** Start of Record excerpts **
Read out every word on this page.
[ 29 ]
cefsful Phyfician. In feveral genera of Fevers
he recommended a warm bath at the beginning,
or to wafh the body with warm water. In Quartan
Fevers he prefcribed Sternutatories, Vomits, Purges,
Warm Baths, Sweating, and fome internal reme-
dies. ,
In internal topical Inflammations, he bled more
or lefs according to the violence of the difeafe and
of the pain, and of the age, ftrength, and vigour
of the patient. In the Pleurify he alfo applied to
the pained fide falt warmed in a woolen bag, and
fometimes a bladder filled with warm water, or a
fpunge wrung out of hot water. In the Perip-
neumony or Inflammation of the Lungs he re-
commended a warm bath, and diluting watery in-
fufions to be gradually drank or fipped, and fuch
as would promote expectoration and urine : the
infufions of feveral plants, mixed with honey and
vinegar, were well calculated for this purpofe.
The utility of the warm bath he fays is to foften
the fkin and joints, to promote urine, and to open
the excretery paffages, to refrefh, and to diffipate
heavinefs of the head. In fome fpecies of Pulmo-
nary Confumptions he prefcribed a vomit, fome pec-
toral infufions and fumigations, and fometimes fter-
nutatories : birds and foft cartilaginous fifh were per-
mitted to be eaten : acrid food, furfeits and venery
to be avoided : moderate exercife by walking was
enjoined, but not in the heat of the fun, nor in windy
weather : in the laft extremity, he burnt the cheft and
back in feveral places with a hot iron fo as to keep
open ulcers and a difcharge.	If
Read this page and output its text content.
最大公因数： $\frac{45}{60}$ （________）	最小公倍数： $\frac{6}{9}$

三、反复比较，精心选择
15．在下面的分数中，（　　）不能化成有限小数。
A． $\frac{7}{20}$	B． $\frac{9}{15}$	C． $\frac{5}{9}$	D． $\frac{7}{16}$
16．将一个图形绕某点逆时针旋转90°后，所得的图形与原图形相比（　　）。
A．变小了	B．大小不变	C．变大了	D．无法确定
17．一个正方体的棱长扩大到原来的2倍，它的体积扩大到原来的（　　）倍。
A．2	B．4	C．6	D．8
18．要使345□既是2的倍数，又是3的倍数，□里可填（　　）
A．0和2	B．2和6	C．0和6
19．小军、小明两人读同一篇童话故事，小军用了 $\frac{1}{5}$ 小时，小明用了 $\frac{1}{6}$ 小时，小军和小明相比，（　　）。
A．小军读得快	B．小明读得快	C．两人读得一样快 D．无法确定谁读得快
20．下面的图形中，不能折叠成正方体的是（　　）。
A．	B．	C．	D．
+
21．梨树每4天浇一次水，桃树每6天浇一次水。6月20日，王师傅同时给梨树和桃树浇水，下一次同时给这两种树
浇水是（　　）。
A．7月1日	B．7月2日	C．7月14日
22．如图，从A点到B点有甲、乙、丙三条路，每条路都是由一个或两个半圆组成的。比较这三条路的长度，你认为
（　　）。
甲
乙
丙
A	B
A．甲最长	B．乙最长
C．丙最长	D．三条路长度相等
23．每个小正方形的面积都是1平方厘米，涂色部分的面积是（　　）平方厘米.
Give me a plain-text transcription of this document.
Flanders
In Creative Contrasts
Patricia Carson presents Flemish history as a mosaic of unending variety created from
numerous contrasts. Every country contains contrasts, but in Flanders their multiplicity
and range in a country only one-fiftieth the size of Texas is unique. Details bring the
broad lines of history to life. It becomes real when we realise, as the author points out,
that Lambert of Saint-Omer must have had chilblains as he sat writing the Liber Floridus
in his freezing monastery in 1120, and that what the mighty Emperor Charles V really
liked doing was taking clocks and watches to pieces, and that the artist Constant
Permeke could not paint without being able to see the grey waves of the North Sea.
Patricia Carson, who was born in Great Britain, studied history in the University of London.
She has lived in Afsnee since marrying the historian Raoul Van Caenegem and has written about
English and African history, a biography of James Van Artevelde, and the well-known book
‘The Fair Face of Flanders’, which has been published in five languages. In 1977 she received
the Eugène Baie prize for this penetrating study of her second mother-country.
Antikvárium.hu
** End of Record excerpts **
> [What you will do]: Figure out how many lines of the data above include "frac", then give the number and nothing more.

> [Answer for the task]: 3